<<<<

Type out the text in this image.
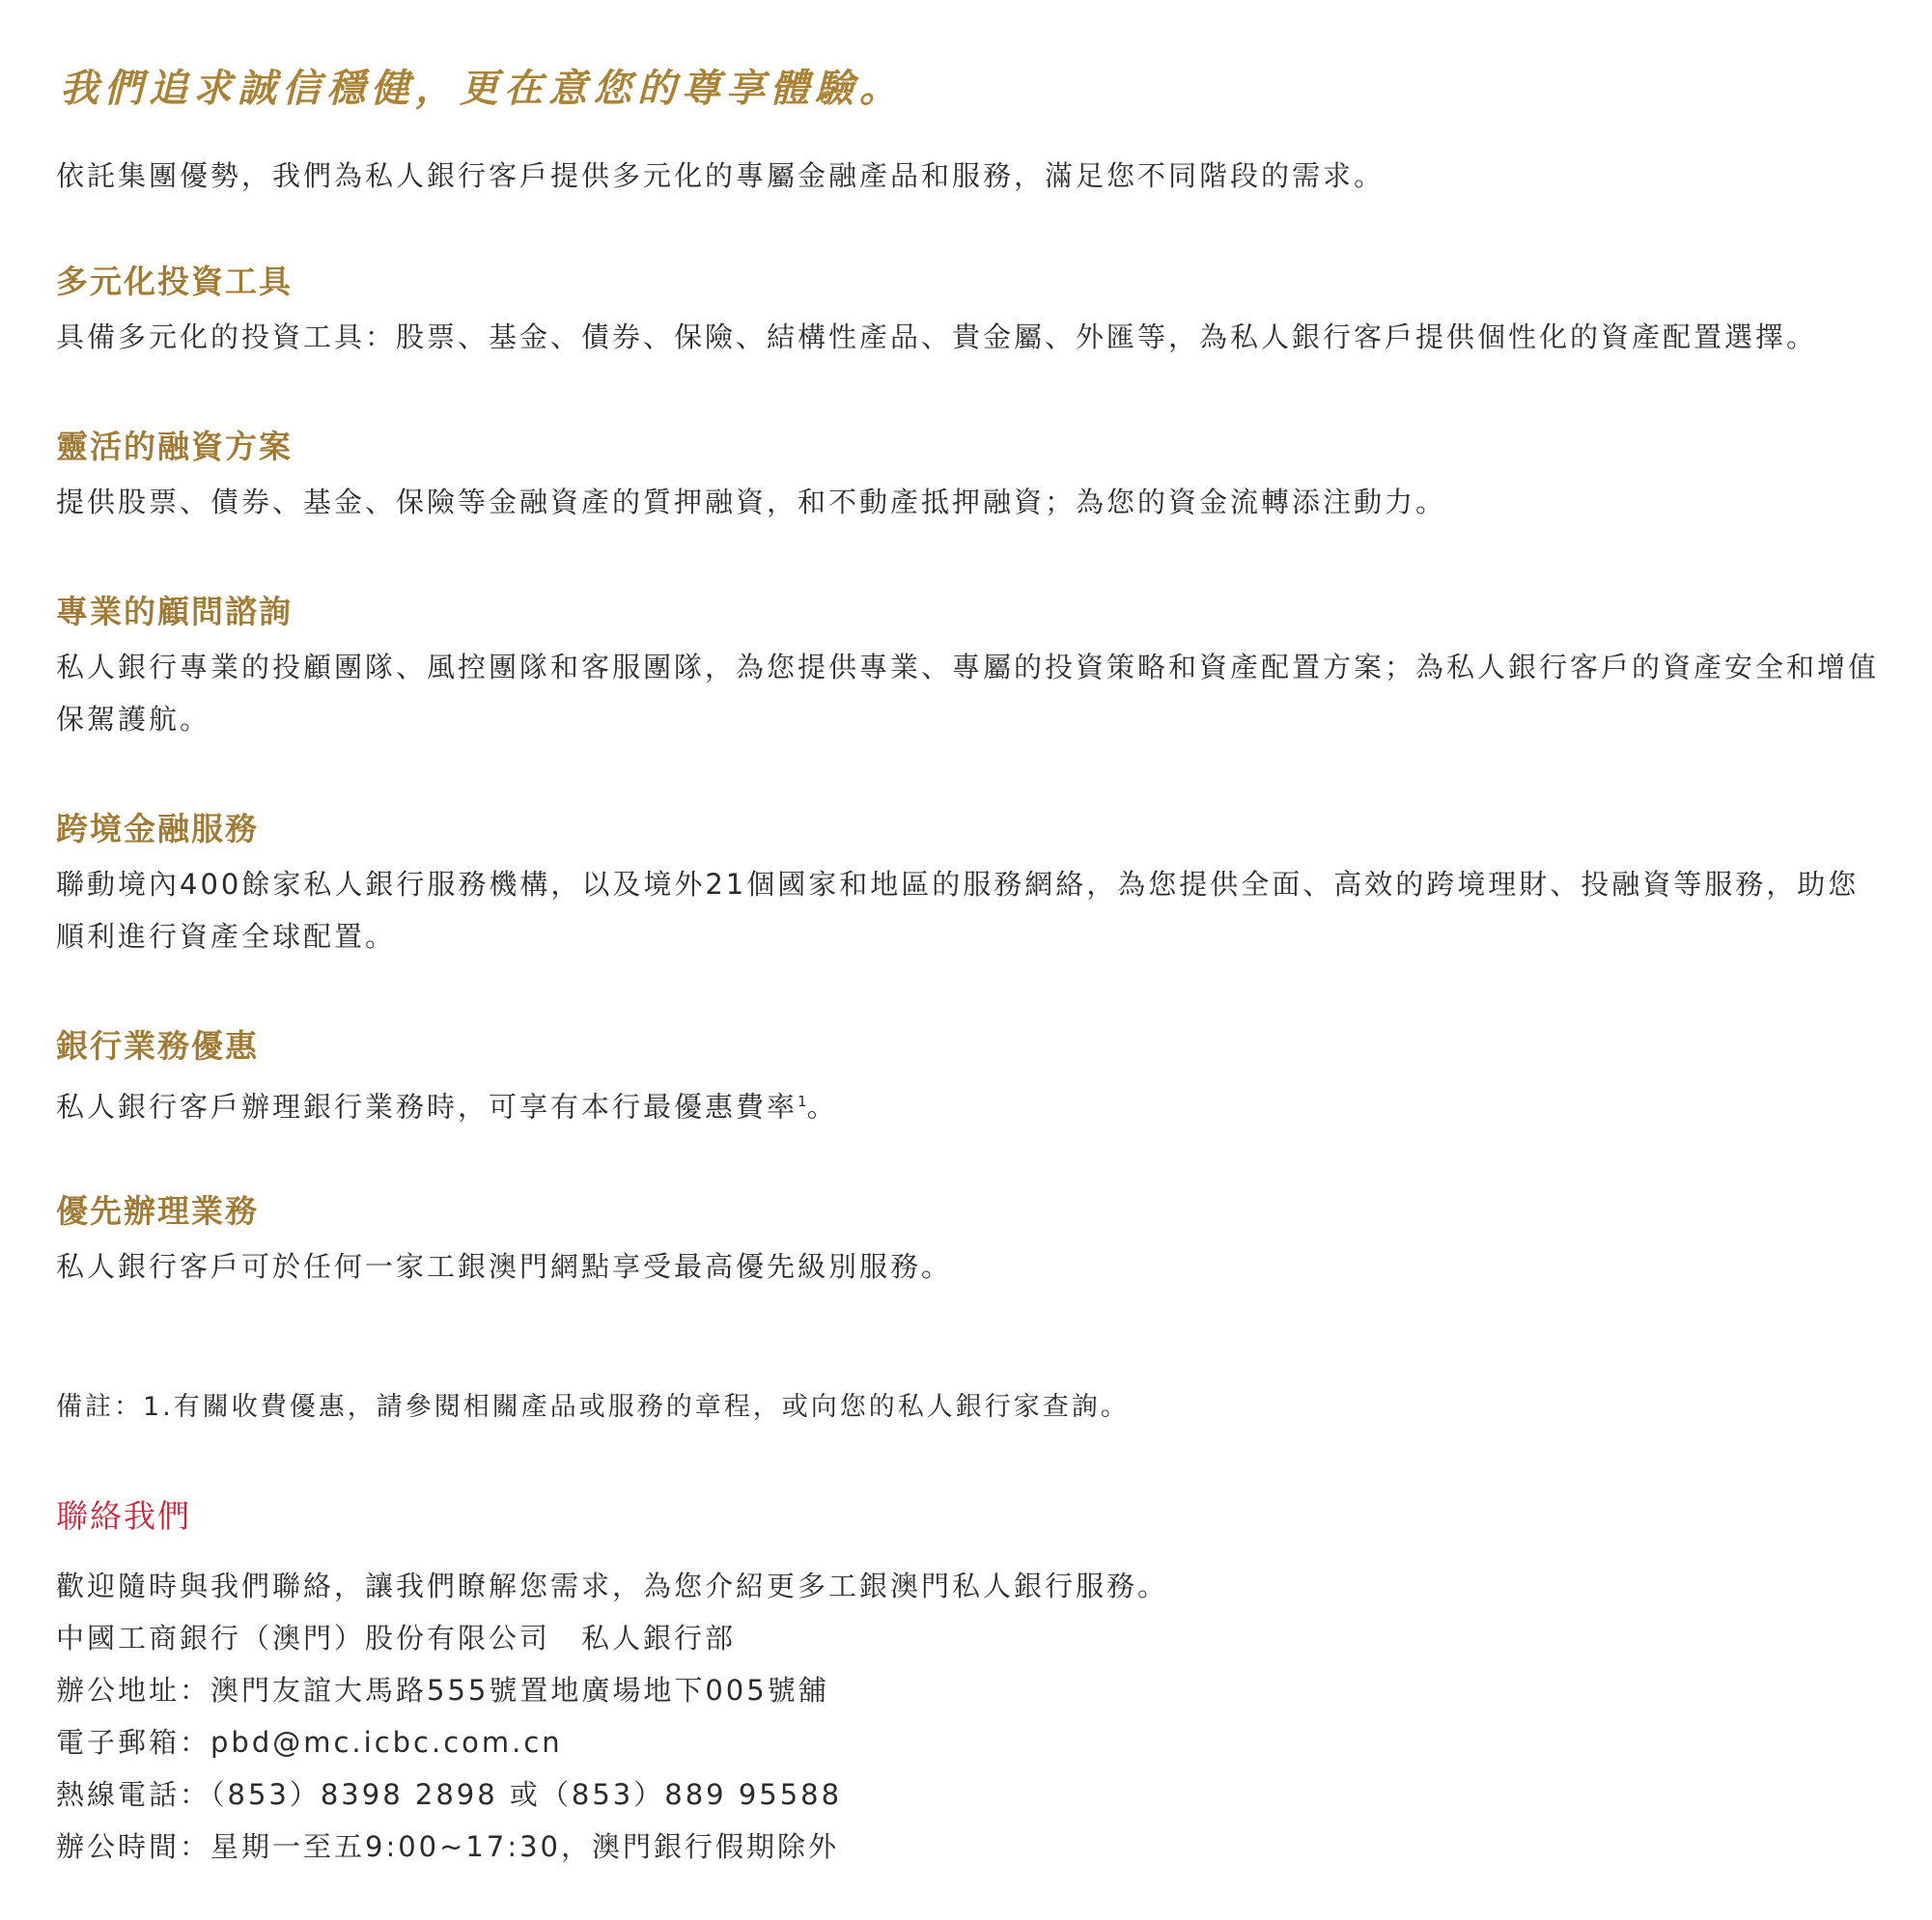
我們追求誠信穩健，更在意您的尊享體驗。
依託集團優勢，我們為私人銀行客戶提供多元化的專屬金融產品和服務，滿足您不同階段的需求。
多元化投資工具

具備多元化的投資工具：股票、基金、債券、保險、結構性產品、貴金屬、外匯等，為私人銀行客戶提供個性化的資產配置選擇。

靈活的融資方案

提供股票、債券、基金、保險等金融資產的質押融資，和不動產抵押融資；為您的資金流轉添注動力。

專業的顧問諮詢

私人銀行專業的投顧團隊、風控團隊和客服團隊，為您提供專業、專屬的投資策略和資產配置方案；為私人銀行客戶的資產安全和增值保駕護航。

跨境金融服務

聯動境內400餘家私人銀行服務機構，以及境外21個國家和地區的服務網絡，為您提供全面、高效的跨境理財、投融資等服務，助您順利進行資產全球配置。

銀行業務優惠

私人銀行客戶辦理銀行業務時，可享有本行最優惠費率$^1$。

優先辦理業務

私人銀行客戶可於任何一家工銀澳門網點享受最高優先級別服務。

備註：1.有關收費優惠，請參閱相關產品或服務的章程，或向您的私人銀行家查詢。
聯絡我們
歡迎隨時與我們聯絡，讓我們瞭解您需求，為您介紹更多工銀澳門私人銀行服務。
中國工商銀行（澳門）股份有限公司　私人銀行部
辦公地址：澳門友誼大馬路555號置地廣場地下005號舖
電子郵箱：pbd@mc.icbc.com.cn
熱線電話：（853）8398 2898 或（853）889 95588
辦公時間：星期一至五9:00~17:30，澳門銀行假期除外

>>>>

▶ [Set exercise] Reproduce each entry precisely, dropping only the pictures.

▶ [Output for this task]
Type out the text in this image.
我們追求誠信穩健，更在意您的尊享體驗。
依託集團優勢，我們為私人銀行客戶提供多元化的專屬金融產品和服務，滿足您不同階段的需求。
多元化投資工具

具備多元化的投資工具：股票、基金、債券、保險、結構性產品、貴金屬、外匯等，為私人銀行客戶提供個性化的資產配置選擇。

靈活的融資方案

提供股票、債券、基金、保險等金融資產的質押融資，和不動產抵押融資；為您的資金流轉添注動力。

專業的顧問諮詢

私人銀行專業的投顧團隊、風控團隊和客服團隊，為您提供專業、專屬的投資策略和資產配置方案；為私人銀行客戶的資產安全和增值保駕護航。

跨境金融服務

聯動境內400餘家私人銀行服務機構，以及境外21個國家和地區的服務網絡，為您提供全面、高效的跨境理財、投融資等服務，助您順利進行資產全球配置。

銀行業務優惠

私人銀行客戶辦理銀行業務時，可享有本行最優惠費率$^1$。

優先辦理業務

私人銀行客戶可於任何一家工銀澳門網點享受最高優先級別服務。

備註：1.有關收費優惠，請參閱相關產品或服務的章程，或向您的私人銀行家查詢。
聯絡我們
歡迎隨時與我們聯絡，讓我們瞭解您需求，為您介紹更多工銀澳門私人銀行服務。
中國工商銀行（澳門）股份有限公司　私人銀行部
辦公地址：澳門友誼大馬路555號置地廣場地下005號舖
電子郵箱：pbd@mc.icbc.com.cn
熱線電話：（853）8398 2898 或（853）889 95588
辦公時間：星期一至五9:00~17:30，澳門銀行假期除外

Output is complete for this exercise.